• EXERCISE GOAL: Report how many lines hold the word "pectorale"; answer with the number alone.

• MATERIAL FOR THIS TASK:

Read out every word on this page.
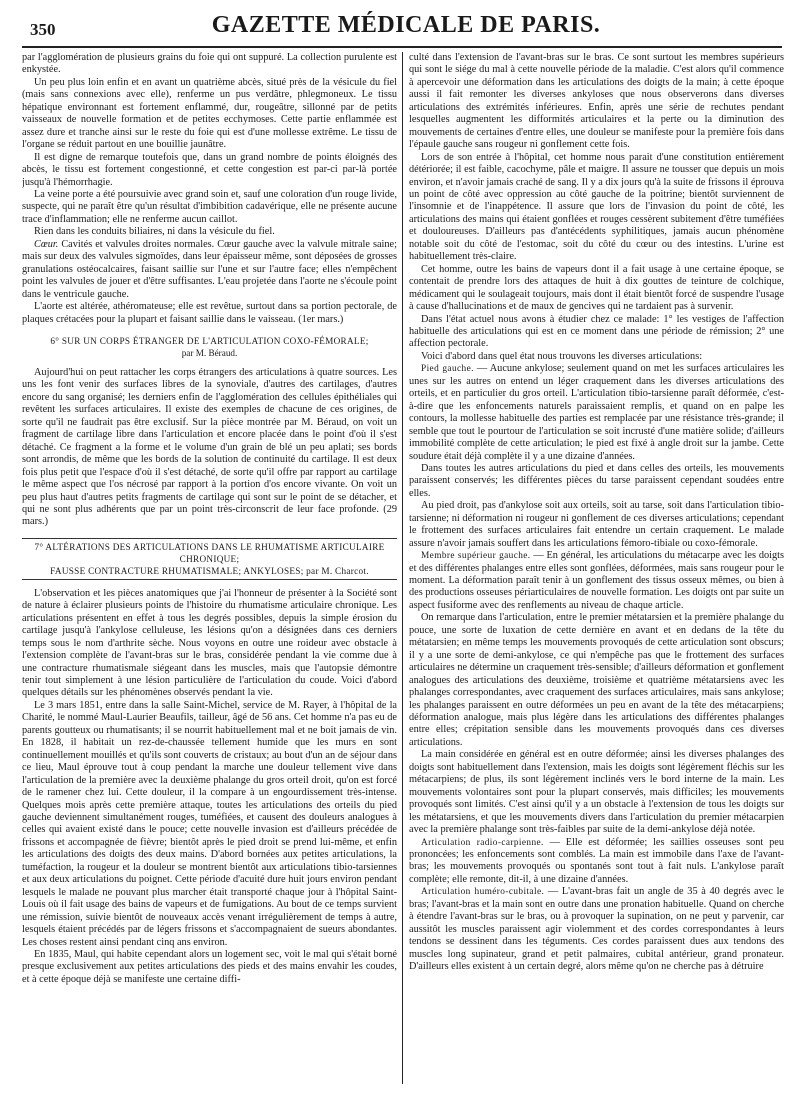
350	GAZETTE MÉDICALE DE PARIS.

par l'agglomération de plusieurs grains du foie qui ont suppuré. La collection purulente est enkystée.

Un peu plus loin enfin et en avant un quatrième abcès, situé près de la vésicule du fiel (mais sans connexions avec elle), renferme un pus verdâtre, phlegmoneux. Le tissu hépatique environnant est fortement enflammé, dur, rougeâtre, sillonné par de petits vaisseaux de nouvelle formation et de petites ecchymoses. Cette partie enflammée est assez dure et tranche ainsi sur le reste du foie qui est d'une mollesse extrême. Le tissu de l'organe se réduit partout en une bouillie jaunâtre.

Il est digne de remarque toutefois que, dans un grand nombre de points éloignés des abcès, le tissu est fortement congestionné, et cette congestion est par-ci par-là portée jusqu'à l'hémorrhagie.

La veine porte a été poursuivie avec grand soin et, sauf une coloration d'un rouge livide, suspecte, qui ne paraît être qu'un résultat d'imbibition cadavérique, elle ne présente aucune trace d'inflammation; elle ne renferme aucun caillot.

Rien dans les conduits biliaires, ni dans la vésicule du fiel.

Cœur. Cavités et valvules droites normales. Cœur gauche avec la valvule mitrale saine; mais sur deux des valvules sigmoïdes, dans leur épaisseur même, sont déposées de grosses granulations ostéocalcaires, faisant saillie sur l'une et sur l'autre face; elles n'empêchent point les valvules de jouer et d'être suffisantes. L'eau projetée dans l'aorte ne s'écoule point dans le ventricule gauche.

L'aorte est altérée, athéromateuse; elle est revêtue, surtout dans sa portion pectorale, de plaques crétacées pour la plupart et faisant saillie dans le vaisseau. (1er mars.)

6° SUR UN CORPS ÉTRANGER DE L'ARTICULATION COXO-FÉMORALE;
par M. Béraud.

Aujourd'hui on peut rattacher les corps étrangers des articulations à quatre sources. Les uns les font venir des surfaces libres de la synoviale, d'autres des cartilages, d'autres encore du sang organisé; les derniers enfin de l'agglomération des cellules épithéliales qui revêtent les surfaces articulaires. Il existe des exemples de chacune de ces origines, de sorte qu'il ne faudrait pas être exclusif. Sur la pièce montrée par M. Béraud, on voit un fragment de cartilage libre dans l'articulation et encore placée dans le point d'où il s'est détaché. Ce fragment a la forme et le volume d'un grain de blé un peu aplati; ses bords sont arrondis, de même que les bords de la solution de continuité du cartilage. Il est deux fois plus petit que l'espace d'où il s'est détaché, de sorte qu'il offre par rapport au cartilage le même aspect que l'os nécrosé par rapport à la portion d'os encore vivante. On voit un peu plus haut d'autres petits fragments de cartilage qui sont sur le point de se détacher, et qui ne sont plus adhérents que par un point très-circonscrit de leur face profonde. (29 mars.)

7° ALTÉRATIONS DES ARTICULATIONS DANS LE RHUMATISME ARTICULAIRE CHRONIQUE;
FAUSSE CONTRACTURE RHUMATISMALE; ANKYLOSES; par M. Charcot.

L'observation et les pièces anatomiques que j'ai l'honneur de présenter à la Société sont de nature à éclairer plusieurs points de l'histoire du rhumatisme articulaire chronique. Les articulations présentent en effet à tous les degrés possibles, depuis la simple érosion du cartilage jusqu'à l'ankylose celluleuse, les lésions qu'on a désignées dans ces derniers temps sous le nom d'arthrite sèche. Nous voyons en outre une roideur avec obstacle à l'extension complète de l'avant-bras sur le bras, considérée pendant la vie comme due à une contracture rhumatismale siégeant dans les muscles, mais que l'autopsie démontre tenir tout simplement à une lésion particulière de l'articulation du coude. Voici d'abord quelques détails sur les phénomènes observés pendant la vie.

Le 3 mars 1851, entre dans la salle Saint-Michel, service de M. Rayer, à l'hôpital de la Charité, le nommé Maul-Laurier Beaufils, tailleur, âgé de 56 ans. Cet homme n'a pas eu de parents goutteux ou rhumatisants; il se nourrit habituellement mal et ne boit jamais de vin. En 1828, il habitait un rez-de-chaussée tellement humide que les murs en sont continuellement mouillés et qu'ils sont couverts de cristaux; au bout d'un an de séjour dans ce lieu, Maul éprouve tout à coup pendant la marche une douleur tellement vive dans l'articulation de la première avec la deuxième phalange du gros orteil droit, qu'on est forcé de le ramener chez lui. Cette douleur, il la compare à un engourdissement très-intense. Quelques mois après cette première attaque, toutes les articulations des orteils du pied gauche deviennent simultanément rouges, tuméfiées, et causent des douleurs analogues à celles qui avaient existé dans le pouce; cette nouvelle invasion est d'ailleurs précédée de frissons et accompagnée de fièvre; bientôt après le pied droit se prend lui-même, et enfin les articulations des doigts des deux mains. D'abord bornées aux petites articulations, la tuméfaction, la rougeur et la douleur se montrent bientôt aux articulations tibio-tarsiennes et aux deux articulations du poignet. Cette période d'acuité dure huit jours environ pendant lesquels le malade ne pouvant plus marcher était transporté chaque jour à l'hôpital Saint-Louis où il fait usage des bains de vapeurs et de fumigations. Au bout de ce temps survient une rémission, suivie bientôt de nouveaux accès venant irrégulièrement de temps à autre, lesquels étaient précédés par de légers frissons et s'accompagnaient de sueurs abondantes. Les choses restent ainsi pendant cinq ans environ.

En 1835, Maul, qui habite cependant alors un logement sec, voit le mal qui s'était borné presque exclusivement aux petites articulations des pieds et des mains envahir les coudes, et à cette époque déjà se manifeste une certaine diffi-

culté dans l'extension de l'avant-bras sur le bras. Ce sont surtout les membres supérieurs qui sont le siége du mal à cette nouvelle période de la maladie. C'est alors qu'il commence à apercevoir une déformation dans les articulations des doigts de la main; à cette époque aussi il fait remonter les diverses ankyloses que nous observerons dans diverses articulations des extrémités inférieures. Enfin, après une série de rechutes pendant lesquelles augmentent les difformités articulaires et la perte ou la diminution des mouvements de certaines d'entre elles, une douleur se manifeste pour la première fois dans l'épaule gauche sans rougeur ni gonflement cette fois.

Lors de son entrée à l'hôpital, cet homme nous parait d'une constitution entièrement détériorée; il est faible, cacochyme, pâle et maigre. Il assure ne tousser que depuis un mois environ, et n'avoir jamais craché de sang. Il y a dix jours qu'à la suite de frissons il éprouva un point de côté avec oppression au côté gauche de la poitrine; bientôt surviennent de l'insomnie et de l'inappétence. Il assure que lors de l'invasion du point de côté, les articulations des mains qui étaient gonflées et rouges cessèrent subitement d'être tuméfiées et douloureuses. D'ailleurs pas d'antécédents syphilitiques, jamais aucun phénomène notable soit du côté de l'estomac, soit du côté du cœur ou des intestins. L'urine est habituellement très-claire.

Cet homme, outre les bains de vapeurs dont il a fait usage à une certaine époque, se contentait de prendre lors des attaques de huit à dix gouttes de teinture de colchique, médicament qui le soulageait toujours, mais dont il était bientôt forcé de suspendre l'usage à cause d'hallucinations et de maux de gencives qui ne tardaient pas à survenir.

Dans l'état actuel nous avons à étudier chez ce malade: 1° les vestiges de l'affection habituelle des articulations qui est en ce moment dans une période de rémission; 2° une affection pectorale.

Voici d'abord dans quel état nous trouvons les diverses articulations:

Pied gauche. — Aucune ankylose; seulement quand on met les surfaces articulaires les unes sur les autres on entend un léger craquement dans les diverses articulations des orteils, et en particulier du gros orteil. L'articulation tibio-tarsienne paraît déformée, c'est-à-dire que les enfoncements naturels paraissaient remplis, et quand on en palpe les contours, la mollesse habituelle des parties est remplacée par une résistance très-grande; il semble que tout le pourtour de l'articulation se soit incrusté d'une matière solide; d'ailleurs immobilité complète de cette articulation; le pied est fixé à angle droit sur la jambe. Cette soudure était déjà complète il y a une dizaine d'années.

Dans toutes les autres articulations du pied et dans celles des orteils, les mouvements paraissent conservés; les différentes pièces du tarse paraissent cependant soudées entre elles.

Au pied droit, pas d'ankylose soit aux orteils, soit au tarse, soit dans l'articulation tibio-tarsienne; ni déformation ni rougeur ni gonflement de ces diverses articulations; cependant le frottement des surfaces articulaires fait entendre un certain craquement. Le malade assure n'avoir jamais souffert dans les articulations fémoro-tibiale ou coxo-fémorale.

Membre supérieur gauche. — En général, les articulations du métacarpe avec les doigts et des différentes phalanges entre elles sont gonflées, déformées, mais sans rougeur pour le moment. La déformation paraît tenir à un gonflement des tissus osseux mêmes, ou bien à des productions osseuses périarticulaires de nouvelle formation. Les doigts ont par suite un aspect fusiforme avec des renflements au niveau de chaque article.

On remarque dans l'articulation, entre le premier métatarsien et la première phalange du pouce, une sorte de luxation de cette dernière en avant et en dedans de la tête du métatarsien; en même temps les mouvements provoqués de cette articulation sont obscurs; il y a une sorte de demi-ankylose, ce qui n'empêche pas que le frottement des surfaces articulaires ne détermine un craquement très-sensible; d'ailleurs déformation et gonflement analogues des articulations des deuxième, troisième et quatrième métatarsiens avec les phalanges correspondantes, avec craquement des surfaces articulaires, mais sans ankylose; les phalanges paraissent en outre déformées un peu en avant de la tête des métacarpiens; déformation analogue, mais plus légère dans les articulations des différentes phalanges entre elles; crépitation sensible dans les mouvements provoqués dans ces diverses articulations.

La main considérée en général est en outre déformée; ainsi les diverses phalanges des doigts sont habituellement dans l'extension, mais les doigts sont légèrement fléchis sur les métacarpiens; de plus, ils sont légèrement inclinés vers le bord interne de la main. Les mouvements volontaires sont pour la plupart conservés, mais difficiles; les mouvements provoqués sont limités. C'est ainsi qu'il y a un obstacle à l'extension de tous les doigts sur les métatarsiens, et que les mouvements divers dans l'articulation du premier métacarpien avec la première phalange sont très-faibles par suite de la demi-ankylose déjà notée.

Articulation radio-carpienne. — Elle est déformée; les saillies osseuses sont peu prononcées; les enfoncements sont comblés. La main est immobile dans l'axe de l'avant-bras; les mouvements provoqués ou spontanés sont tout à fait nuls. L'ankylose paraît complète; elle remonte, dit-il, à une dizaine d'années.

Articulation huméro-cubitale. — L'avant-bras fait un angle de 35 à 40 degrés avec le bras; l'avant-bras et la main sont en outre dans une pronation habituelle. Quand on cherche à étendre l'avant-bras sur le bras, ou à provoquer la supination, on ne peut y parvenir, car aussitôt les muscles paraissent agir violemment et des cordes correspondantes à leurs tendons se dessinent dans les téguments. Ces cordes paraissent dues aux tendons des muscles long supinateur, grand et petit palmaires, cubital antérieur, grand pronateur. D'ailleurs elles existent à un certain degré, alors même qu'on ne cherche pas à détruire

• CORRECT ANSWER: 2